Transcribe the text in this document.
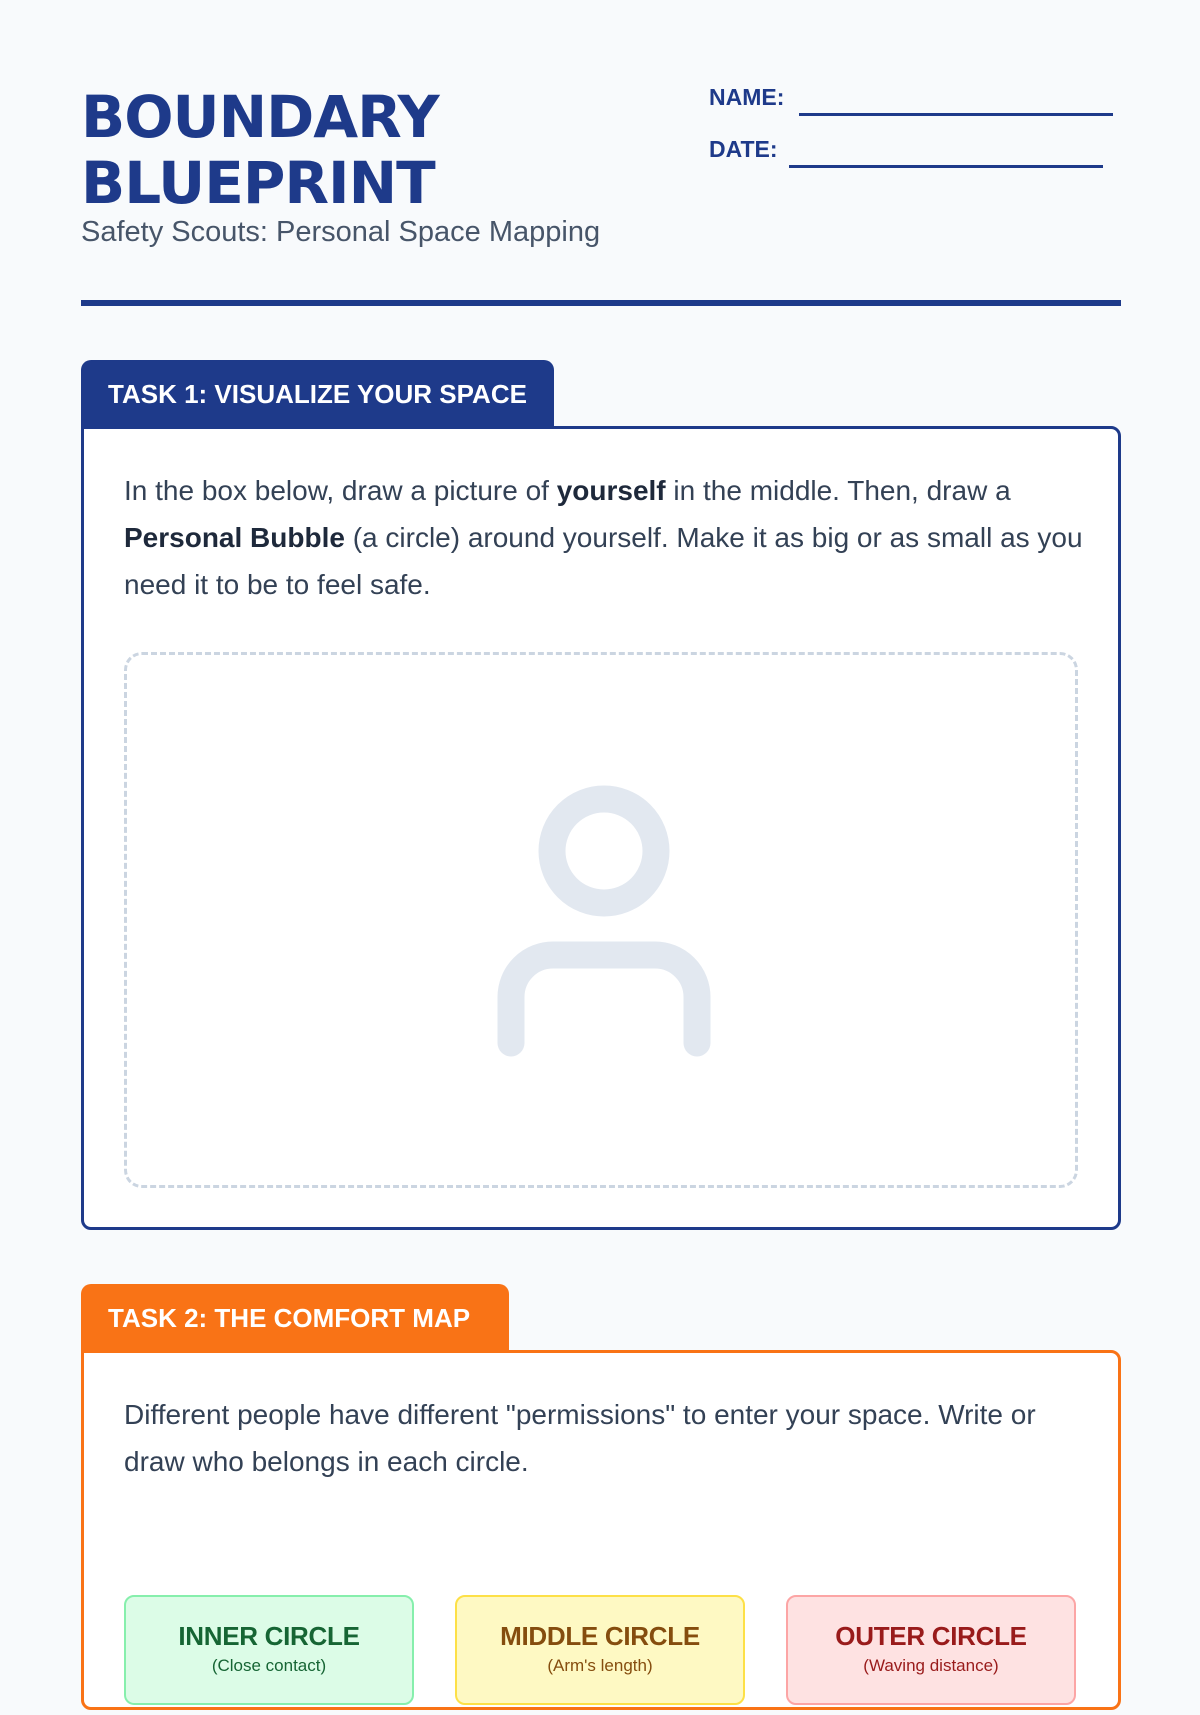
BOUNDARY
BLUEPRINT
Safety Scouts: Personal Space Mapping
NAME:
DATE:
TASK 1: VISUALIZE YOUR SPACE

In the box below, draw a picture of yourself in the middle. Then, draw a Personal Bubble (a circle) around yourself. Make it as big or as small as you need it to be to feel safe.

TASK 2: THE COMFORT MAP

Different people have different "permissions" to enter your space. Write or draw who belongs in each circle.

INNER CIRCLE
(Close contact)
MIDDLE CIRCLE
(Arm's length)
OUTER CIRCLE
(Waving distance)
───
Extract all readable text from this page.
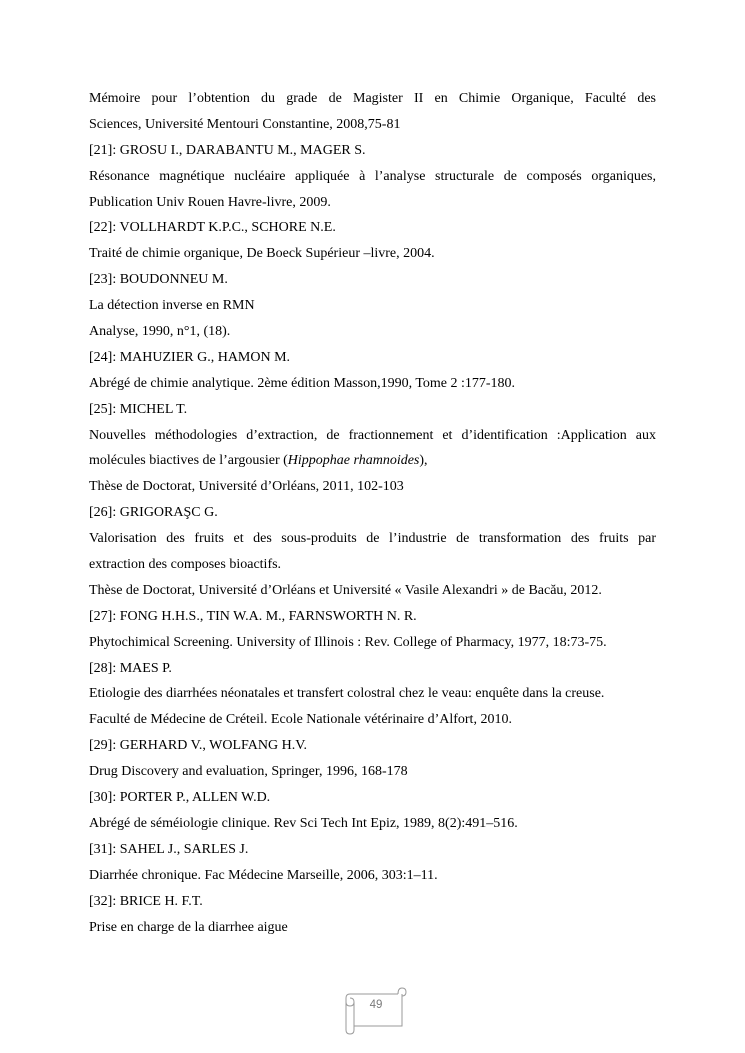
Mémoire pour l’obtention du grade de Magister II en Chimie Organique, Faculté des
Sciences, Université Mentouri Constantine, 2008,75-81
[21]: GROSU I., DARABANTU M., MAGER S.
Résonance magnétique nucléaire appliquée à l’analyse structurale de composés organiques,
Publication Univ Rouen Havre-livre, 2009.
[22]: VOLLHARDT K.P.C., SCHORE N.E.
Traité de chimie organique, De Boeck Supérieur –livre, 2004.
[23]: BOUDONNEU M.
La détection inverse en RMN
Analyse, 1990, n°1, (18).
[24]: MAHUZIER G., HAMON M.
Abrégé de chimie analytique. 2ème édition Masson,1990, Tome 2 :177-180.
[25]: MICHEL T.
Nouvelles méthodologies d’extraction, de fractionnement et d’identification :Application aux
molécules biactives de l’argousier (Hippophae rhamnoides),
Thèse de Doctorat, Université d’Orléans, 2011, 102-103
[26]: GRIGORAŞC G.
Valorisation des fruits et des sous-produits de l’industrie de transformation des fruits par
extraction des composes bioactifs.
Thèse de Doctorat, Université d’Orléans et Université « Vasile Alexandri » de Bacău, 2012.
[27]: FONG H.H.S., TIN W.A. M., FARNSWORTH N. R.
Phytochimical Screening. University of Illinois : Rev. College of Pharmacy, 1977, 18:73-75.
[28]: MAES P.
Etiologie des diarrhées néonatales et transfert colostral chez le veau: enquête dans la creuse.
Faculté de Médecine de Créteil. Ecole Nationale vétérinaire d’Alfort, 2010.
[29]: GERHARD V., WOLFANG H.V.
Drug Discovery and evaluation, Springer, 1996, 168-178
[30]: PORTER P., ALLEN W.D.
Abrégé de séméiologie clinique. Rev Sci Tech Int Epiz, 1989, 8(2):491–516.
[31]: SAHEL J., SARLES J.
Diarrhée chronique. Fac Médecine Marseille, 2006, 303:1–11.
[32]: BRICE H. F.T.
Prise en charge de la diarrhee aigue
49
───
## Task requirements
Find the lines holding "Université" and list every one.

## Complete response
Sciences, Université Mentouri Constantine, 2008,75-81
Thèse de Doctorat, Université d’Orléans, 2011, 102-103
Thèse de Doctorat, Université d’Orléans et Université « Vasile Alexandri » de Bacău, 2012.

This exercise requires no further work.